**TASK BRIEF**
Pull out every line below containing the word "JSON".

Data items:
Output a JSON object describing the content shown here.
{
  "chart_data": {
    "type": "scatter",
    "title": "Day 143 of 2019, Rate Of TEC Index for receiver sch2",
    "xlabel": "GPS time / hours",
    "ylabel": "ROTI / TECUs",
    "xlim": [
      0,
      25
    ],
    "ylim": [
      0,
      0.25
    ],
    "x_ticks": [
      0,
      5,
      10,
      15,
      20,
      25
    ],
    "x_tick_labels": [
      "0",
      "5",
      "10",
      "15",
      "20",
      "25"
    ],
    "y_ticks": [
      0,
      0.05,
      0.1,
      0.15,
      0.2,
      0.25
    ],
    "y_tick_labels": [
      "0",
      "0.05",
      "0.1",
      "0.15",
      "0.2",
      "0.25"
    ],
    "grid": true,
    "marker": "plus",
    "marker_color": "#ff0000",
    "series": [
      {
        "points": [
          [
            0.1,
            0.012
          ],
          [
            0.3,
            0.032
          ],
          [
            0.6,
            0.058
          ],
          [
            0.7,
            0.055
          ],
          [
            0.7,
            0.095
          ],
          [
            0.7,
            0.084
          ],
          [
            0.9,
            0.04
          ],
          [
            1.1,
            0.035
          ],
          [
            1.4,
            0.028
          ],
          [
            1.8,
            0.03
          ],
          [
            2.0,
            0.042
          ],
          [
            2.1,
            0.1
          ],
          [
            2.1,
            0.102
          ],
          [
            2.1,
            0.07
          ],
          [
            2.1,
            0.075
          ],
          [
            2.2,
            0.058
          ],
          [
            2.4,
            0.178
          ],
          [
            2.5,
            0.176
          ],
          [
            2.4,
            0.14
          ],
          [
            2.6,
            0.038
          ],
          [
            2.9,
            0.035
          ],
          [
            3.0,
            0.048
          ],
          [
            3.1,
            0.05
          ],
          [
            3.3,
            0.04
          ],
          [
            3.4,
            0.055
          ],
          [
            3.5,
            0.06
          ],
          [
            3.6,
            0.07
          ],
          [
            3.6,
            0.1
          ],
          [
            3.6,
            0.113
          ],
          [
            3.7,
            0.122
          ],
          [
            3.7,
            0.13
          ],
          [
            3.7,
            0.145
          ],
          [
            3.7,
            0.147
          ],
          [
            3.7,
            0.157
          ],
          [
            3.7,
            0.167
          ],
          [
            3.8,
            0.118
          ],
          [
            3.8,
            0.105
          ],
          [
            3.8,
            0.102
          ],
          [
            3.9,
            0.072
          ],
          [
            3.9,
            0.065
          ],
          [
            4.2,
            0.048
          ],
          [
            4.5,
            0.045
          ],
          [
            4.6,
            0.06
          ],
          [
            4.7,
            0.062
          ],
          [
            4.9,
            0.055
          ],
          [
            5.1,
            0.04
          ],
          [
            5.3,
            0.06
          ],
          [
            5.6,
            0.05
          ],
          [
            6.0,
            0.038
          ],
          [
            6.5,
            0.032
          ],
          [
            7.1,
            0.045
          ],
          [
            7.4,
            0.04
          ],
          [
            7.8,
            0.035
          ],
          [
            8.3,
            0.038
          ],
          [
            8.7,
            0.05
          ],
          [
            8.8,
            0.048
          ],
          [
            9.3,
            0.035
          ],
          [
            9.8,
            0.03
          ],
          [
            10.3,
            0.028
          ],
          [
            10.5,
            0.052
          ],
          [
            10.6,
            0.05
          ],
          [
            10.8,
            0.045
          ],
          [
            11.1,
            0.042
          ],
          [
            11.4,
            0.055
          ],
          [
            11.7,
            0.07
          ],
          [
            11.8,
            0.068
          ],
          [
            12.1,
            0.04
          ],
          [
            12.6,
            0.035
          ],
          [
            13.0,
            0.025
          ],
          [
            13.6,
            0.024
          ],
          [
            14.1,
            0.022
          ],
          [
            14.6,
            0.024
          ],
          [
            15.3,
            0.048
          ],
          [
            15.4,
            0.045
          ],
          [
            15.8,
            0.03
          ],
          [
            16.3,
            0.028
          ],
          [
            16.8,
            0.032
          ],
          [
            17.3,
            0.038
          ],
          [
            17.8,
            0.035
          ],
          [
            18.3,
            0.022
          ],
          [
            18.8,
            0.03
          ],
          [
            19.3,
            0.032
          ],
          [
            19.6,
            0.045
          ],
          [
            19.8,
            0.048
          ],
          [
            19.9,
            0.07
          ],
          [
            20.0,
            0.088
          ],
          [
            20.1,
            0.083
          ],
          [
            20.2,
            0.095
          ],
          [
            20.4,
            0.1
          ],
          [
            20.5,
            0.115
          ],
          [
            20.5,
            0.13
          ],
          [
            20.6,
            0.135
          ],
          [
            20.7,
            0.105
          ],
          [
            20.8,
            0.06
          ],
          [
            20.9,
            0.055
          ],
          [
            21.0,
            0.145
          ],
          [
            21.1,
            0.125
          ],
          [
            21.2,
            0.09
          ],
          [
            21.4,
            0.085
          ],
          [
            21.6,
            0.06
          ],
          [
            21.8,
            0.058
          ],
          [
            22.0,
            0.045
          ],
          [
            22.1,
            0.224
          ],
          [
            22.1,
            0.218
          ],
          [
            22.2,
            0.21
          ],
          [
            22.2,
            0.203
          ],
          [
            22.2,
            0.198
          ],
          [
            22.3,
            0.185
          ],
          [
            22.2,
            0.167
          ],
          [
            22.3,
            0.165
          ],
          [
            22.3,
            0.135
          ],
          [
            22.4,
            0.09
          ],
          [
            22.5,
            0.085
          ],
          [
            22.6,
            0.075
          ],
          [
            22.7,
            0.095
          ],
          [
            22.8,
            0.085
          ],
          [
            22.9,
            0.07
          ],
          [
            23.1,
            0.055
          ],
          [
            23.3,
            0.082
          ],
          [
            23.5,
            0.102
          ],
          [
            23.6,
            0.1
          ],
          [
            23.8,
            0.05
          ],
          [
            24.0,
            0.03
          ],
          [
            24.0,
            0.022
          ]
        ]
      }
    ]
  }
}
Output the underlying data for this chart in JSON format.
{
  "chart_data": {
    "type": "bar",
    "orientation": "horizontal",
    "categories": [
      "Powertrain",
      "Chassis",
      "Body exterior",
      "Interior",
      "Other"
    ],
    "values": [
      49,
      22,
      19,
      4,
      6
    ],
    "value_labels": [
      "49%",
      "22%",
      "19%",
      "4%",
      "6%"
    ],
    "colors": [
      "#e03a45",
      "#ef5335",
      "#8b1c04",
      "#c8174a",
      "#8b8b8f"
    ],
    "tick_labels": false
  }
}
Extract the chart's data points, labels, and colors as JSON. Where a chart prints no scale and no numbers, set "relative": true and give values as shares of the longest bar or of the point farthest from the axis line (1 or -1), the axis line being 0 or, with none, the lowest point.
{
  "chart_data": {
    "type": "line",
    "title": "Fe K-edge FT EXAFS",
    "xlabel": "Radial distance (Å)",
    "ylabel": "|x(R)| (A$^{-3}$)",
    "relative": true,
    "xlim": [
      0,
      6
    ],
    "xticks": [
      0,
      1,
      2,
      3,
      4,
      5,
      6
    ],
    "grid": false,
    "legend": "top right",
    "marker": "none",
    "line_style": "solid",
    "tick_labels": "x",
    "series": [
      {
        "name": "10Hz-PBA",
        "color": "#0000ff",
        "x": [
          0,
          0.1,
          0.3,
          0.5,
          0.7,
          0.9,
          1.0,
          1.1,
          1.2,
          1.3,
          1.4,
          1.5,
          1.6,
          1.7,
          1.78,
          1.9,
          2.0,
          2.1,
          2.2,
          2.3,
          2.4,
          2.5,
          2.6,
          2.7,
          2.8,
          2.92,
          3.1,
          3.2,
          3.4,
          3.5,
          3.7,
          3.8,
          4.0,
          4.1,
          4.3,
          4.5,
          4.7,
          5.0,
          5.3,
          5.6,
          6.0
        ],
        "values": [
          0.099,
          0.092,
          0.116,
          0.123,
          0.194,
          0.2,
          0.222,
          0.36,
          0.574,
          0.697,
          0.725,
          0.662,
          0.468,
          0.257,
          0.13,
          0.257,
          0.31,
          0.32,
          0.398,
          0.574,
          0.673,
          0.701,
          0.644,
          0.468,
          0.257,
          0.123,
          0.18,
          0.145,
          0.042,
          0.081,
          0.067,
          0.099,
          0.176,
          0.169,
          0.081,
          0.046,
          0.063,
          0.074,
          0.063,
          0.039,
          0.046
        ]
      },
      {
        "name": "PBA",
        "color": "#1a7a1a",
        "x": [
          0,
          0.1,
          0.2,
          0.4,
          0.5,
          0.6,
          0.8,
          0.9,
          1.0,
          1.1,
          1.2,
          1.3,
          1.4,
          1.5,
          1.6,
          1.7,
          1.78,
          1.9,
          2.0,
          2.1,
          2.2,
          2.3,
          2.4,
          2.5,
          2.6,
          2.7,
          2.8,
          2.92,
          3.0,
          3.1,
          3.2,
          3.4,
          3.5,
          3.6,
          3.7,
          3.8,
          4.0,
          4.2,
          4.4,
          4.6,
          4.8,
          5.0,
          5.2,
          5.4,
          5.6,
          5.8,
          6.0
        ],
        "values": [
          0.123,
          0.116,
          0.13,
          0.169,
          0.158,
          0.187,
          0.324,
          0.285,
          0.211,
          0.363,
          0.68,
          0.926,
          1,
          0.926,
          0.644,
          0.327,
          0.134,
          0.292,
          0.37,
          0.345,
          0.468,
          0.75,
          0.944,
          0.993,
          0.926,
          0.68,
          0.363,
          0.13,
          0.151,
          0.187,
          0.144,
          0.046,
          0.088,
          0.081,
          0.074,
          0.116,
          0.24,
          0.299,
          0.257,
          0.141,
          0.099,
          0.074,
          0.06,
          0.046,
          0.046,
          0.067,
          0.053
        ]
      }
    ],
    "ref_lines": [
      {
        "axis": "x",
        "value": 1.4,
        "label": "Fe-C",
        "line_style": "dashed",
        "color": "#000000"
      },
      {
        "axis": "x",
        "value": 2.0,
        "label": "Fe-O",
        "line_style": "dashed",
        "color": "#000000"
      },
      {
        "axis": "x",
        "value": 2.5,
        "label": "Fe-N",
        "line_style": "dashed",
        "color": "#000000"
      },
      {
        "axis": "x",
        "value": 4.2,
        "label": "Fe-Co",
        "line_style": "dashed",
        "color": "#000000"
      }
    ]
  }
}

**SOLUTION TO THIS PROBLEM**
Output a JSON object describing the content shown here.
Output the underlying data for this chart in JSON format.
Extract the chart's data points, labels, and colors as JSON. Where a chart prints no scale and no numbers, set "relative": true and give values as shares of the longest bar or of the point farthest from the axis line (1 or -1), the axis line being 0 or, with none, the lowest point.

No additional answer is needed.